THE REQUEST
Find the lines that include the string "side" and report how many there are. Give no other text.

==== RECORDED INFORMATION ====

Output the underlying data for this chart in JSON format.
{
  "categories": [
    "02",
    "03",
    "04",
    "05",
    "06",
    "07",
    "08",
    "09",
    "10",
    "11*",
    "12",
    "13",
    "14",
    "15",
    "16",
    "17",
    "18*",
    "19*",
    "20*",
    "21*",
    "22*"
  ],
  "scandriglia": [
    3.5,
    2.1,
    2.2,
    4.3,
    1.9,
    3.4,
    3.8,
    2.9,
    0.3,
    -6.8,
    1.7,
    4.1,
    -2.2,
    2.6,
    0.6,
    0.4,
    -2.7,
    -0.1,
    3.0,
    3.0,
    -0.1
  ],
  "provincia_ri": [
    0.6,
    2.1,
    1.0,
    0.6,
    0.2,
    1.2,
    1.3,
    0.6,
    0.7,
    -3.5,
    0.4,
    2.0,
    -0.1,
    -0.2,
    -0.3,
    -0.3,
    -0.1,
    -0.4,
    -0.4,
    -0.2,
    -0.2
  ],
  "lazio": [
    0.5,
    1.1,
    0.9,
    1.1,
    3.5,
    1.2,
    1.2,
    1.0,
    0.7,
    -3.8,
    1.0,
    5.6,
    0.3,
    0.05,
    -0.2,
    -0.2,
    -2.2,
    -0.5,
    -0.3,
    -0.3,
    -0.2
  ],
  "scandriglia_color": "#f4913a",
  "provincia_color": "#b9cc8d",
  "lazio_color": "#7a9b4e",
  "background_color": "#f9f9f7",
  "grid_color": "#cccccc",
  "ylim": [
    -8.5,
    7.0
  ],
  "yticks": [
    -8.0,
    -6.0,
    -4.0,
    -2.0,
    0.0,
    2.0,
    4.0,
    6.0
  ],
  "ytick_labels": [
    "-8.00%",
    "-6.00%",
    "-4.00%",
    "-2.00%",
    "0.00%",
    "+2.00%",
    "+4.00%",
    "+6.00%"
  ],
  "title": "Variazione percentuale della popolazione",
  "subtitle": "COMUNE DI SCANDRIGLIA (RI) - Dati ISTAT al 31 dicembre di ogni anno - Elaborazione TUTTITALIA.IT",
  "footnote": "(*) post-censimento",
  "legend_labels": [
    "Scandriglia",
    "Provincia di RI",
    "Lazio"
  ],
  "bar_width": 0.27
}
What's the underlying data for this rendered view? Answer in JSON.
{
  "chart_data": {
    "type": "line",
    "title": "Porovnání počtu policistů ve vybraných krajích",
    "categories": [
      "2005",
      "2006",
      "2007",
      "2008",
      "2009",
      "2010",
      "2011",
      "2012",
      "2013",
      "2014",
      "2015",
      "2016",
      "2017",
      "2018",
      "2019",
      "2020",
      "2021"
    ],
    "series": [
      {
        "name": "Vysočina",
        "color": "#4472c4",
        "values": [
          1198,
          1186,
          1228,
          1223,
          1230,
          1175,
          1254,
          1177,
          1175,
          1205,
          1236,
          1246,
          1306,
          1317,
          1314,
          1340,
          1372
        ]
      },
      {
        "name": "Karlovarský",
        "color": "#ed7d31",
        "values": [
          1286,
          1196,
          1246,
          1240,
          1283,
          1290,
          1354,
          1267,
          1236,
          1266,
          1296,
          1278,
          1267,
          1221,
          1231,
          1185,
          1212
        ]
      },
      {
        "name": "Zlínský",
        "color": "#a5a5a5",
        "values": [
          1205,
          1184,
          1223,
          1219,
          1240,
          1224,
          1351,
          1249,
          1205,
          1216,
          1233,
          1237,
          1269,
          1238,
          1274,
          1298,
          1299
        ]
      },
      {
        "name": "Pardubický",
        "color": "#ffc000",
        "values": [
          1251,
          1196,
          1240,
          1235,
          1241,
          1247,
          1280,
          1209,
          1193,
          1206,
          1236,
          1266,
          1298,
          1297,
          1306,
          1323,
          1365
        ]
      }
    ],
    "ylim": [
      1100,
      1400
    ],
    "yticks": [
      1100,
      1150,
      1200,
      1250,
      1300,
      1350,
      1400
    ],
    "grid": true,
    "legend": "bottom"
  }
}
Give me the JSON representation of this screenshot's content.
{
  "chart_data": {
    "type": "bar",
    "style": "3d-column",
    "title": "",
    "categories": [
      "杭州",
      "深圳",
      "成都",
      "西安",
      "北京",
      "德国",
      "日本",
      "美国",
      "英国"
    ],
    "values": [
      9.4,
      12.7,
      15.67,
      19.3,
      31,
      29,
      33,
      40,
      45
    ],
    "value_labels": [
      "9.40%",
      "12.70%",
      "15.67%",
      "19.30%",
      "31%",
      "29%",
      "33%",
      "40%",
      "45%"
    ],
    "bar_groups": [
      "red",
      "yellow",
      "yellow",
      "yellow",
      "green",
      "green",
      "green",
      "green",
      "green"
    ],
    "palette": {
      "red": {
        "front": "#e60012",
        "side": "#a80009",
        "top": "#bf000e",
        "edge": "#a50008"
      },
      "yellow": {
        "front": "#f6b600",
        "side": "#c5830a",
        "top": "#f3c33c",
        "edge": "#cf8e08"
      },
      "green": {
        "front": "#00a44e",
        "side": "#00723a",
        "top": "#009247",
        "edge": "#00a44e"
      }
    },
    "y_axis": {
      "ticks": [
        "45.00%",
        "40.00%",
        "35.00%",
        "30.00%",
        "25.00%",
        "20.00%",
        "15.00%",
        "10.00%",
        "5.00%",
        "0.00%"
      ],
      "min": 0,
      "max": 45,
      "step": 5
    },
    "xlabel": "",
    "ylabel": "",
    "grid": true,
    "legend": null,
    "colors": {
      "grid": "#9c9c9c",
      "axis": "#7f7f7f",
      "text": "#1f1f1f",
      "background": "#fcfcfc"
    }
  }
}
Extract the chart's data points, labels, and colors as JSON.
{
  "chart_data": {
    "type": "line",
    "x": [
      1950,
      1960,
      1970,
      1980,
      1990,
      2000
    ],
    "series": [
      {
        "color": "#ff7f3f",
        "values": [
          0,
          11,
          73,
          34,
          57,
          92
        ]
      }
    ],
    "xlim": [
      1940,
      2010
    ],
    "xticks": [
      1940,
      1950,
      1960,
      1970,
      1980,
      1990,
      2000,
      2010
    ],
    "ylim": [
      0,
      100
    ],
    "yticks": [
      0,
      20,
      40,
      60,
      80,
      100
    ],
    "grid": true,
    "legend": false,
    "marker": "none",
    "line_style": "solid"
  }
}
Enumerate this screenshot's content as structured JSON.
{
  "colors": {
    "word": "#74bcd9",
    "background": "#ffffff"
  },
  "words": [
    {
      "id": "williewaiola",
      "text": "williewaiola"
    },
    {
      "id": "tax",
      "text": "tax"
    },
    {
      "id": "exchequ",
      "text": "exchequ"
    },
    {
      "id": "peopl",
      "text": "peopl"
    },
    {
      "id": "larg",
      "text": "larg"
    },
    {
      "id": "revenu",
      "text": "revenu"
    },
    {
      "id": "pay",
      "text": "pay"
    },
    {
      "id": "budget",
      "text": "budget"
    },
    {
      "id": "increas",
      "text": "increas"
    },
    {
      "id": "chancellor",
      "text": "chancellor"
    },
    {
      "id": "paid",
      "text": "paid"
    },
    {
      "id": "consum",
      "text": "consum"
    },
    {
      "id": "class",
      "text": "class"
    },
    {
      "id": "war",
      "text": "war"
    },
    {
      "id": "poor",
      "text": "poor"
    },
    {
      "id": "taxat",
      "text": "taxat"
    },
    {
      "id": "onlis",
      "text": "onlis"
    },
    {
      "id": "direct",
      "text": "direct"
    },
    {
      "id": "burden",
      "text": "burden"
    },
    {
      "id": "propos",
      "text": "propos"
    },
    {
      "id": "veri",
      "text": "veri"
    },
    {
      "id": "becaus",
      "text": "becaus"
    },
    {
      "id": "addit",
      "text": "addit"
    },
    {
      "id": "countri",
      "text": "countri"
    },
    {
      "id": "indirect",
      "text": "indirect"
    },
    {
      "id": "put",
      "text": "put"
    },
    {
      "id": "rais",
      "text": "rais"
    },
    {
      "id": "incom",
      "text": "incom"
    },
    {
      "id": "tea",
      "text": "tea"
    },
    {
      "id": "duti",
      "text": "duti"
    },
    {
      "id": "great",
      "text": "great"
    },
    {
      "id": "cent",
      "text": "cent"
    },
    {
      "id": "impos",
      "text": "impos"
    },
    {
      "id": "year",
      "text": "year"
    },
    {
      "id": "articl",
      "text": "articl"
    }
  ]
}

====

RESPONSE TO THE TASK
3